Report every line from the material that contains the word "になります".

• **DATA PROVIDED**
"""

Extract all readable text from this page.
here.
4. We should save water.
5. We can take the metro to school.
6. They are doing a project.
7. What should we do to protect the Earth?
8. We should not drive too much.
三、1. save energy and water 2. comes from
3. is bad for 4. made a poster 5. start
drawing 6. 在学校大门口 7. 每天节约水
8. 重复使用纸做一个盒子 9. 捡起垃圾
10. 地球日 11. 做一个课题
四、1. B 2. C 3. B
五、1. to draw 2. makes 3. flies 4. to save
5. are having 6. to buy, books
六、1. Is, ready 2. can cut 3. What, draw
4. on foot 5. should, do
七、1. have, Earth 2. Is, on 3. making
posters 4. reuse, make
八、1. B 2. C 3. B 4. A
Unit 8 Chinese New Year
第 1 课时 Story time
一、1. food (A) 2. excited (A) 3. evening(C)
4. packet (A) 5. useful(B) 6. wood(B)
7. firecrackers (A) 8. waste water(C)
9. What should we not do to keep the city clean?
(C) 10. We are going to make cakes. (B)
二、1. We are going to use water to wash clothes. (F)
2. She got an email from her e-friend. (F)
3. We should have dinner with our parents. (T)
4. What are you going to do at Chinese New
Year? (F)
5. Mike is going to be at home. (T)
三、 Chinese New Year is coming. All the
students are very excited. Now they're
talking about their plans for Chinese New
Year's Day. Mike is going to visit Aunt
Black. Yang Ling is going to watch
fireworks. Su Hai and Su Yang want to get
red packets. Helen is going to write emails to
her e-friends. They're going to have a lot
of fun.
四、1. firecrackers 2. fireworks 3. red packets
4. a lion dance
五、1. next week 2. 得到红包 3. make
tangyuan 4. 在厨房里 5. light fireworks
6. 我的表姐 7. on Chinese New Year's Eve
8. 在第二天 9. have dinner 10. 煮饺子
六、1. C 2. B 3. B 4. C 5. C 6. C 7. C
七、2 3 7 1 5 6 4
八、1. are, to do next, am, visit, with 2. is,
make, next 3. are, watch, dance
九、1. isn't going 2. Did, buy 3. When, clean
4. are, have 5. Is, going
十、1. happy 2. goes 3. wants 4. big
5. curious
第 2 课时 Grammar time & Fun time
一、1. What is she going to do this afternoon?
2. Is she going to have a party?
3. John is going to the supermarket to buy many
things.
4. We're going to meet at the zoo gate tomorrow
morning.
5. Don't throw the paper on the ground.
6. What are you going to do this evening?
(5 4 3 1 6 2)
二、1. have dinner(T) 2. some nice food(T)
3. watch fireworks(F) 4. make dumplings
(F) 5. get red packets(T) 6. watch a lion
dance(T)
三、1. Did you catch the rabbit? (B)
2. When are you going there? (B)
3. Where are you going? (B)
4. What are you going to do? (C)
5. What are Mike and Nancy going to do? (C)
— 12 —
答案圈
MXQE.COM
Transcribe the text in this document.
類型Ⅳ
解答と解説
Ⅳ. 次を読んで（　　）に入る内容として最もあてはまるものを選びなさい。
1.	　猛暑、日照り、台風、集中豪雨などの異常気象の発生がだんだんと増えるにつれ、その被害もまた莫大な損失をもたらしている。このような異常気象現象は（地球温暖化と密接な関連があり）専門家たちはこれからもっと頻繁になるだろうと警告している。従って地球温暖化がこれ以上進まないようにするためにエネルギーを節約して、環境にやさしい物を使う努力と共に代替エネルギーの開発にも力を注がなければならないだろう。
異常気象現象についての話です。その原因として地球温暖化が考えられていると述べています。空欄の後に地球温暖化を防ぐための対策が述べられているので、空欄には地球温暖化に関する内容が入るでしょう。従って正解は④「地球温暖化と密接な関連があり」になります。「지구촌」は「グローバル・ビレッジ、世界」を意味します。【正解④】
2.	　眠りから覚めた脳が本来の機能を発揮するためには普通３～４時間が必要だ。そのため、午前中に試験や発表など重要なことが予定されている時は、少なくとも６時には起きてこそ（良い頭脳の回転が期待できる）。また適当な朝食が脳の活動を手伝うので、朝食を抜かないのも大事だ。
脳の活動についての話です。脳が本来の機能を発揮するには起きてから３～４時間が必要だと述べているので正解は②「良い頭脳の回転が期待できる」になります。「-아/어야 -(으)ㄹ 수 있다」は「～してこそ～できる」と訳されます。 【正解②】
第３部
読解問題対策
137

"""

• **TASK SOLUTION**
異常気象現象についての話です。その原因として地球温暖化が考えられていると述べています。空欄の後に地球温暖化を防ぐための対策が述べられているので、空欄には地球温暖化に関する内容が入るでしょう。従って正解は④「地球温暖化と密接な関連があり」になります。「지구촌」は「グローバル・ビレッジ、世界」を意味します。【正解④】
脳の活動についての話です。脳が本来の機能を発揮するには起きてから３～４時間が必要だと述べているので正解は②「良い頭脳の回転が期待できる」になります。「-아/어야 -(으)ㄹ 수 있다」は「～してこそ～できる」と訳されます。 【正解②】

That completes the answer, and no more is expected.